** START OF Exercise inputs **
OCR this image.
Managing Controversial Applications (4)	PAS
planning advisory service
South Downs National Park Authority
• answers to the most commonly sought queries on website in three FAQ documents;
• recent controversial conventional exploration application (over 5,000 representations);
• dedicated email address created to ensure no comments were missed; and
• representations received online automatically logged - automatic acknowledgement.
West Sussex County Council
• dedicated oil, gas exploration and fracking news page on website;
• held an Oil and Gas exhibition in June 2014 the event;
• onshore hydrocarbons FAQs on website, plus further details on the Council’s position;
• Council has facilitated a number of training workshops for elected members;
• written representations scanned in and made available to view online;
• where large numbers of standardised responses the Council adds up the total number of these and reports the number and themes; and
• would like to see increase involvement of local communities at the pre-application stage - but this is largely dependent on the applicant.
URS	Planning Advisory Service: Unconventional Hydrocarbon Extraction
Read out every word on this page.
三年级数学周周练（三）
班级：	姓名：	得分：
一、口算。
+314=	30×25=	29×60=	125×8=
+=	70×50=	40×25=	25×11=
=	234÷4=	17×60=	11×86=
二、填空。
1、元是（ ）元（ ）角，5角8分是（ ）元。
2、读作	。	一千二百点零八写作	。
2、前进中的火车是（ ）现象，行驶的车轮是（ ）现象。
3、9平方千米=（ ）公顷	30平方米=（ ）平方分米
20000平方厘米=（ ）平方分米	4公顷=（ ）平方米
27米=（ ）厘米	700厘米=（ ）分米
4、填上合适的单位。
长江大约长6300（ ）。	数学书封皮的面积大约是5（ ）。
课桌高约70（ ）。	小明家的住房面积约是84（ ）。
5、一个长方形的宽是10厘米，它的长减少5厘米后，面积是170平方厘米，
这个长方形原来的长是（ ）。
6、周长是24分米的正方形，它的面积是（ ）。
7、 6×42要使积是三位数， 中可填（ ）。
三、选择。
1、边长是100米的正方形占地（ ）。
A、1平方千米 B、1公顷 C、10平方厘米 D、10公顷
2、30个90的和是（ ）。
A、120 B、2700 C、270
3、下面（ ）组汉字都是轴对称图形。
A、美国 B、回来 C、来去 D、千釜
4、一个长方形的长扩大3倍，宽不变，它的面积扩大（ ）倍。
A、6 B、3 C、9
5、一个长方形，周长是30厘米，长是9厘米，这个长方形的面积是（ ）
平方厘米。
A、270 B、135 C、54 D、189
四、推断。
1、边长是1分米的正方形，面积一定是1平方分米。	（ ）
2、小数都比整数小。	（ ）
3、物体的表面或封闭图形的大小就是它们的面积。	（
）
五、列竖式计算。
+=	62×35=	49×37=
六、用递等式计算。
** END OF Exercise inputs **
- Goal: Using the material above, extract the line that contains "Read out every word on this page." and every line after it, exactly as given; stop at the last line.

- Solution to the problem:
Read out every word on this page.
三年级数学周周练（三）
班级：	姓名：	得分：
一、口算。
+314=	30×25=	29×60=	125×8=
+=	70×50=	40×25=	25×11=
=	234÷4=	17×60=	11×86=
二、填空。
1、元是（ ）元（ ）角，5角8分是（ ）元。
2、读作	。	一千二百点零八写作	。
2、前进中的火车是（ ）现象，行驶的车轮是（ ）现象。
3、9平方千米=（ ）公顷	30平方米=（ ）平方分米
20000平方厘米=（ ）平方分米	4公顷=（ ）平方米
27米=（ ）厘米	700厘米=（ ）分米
4、填上合适的单位。
长江大约长6300（ ）。	数学书封皮的面积大约是5（ ）。
课桌高约70（ ）。	小明家的住房面积约是84（ ）。
5、一个长方形的宽是10厘米，它的长减少5厘米后，面积是170平方厘米，
这个长方形原来的长是（ ）。
6、周长是24分米的正方形，它的面积是（ ）。
7、 6×42要使积是三位数， 中可填（ ）。
三、选择。
1、边长是100米的正方形占地（ ）。
A、1平方千米 B、1公顷 C、10平方厘米 D、10公顷
2、30个90的和是（ ）。
A、120 B、2700 C、270
3、下面（ ）组汉字都是轴对称图形。
A、美国 B、回来 C、来去 D、千釜
4、一个长方形的长扩大3倍，宽不变，它的面积扩大（ ）倍。
A、6 B、3 C、9
5、一个长方形，周长是30厘米，长是9厘米，这个长方形的面积是（ ）
平方厘米。
A、270 B、135 C、54 D、189
四、推断。
1、边长是1分米的正方形，面积一定是1平方分米。	（ ）
2、小数都比整数小。	（ ）
3、物体的表面或封闭图形的大小就是它们的面积。	（
）
五、列竖式计算。
+=	62×35=	49×37=
六、用递等式计算。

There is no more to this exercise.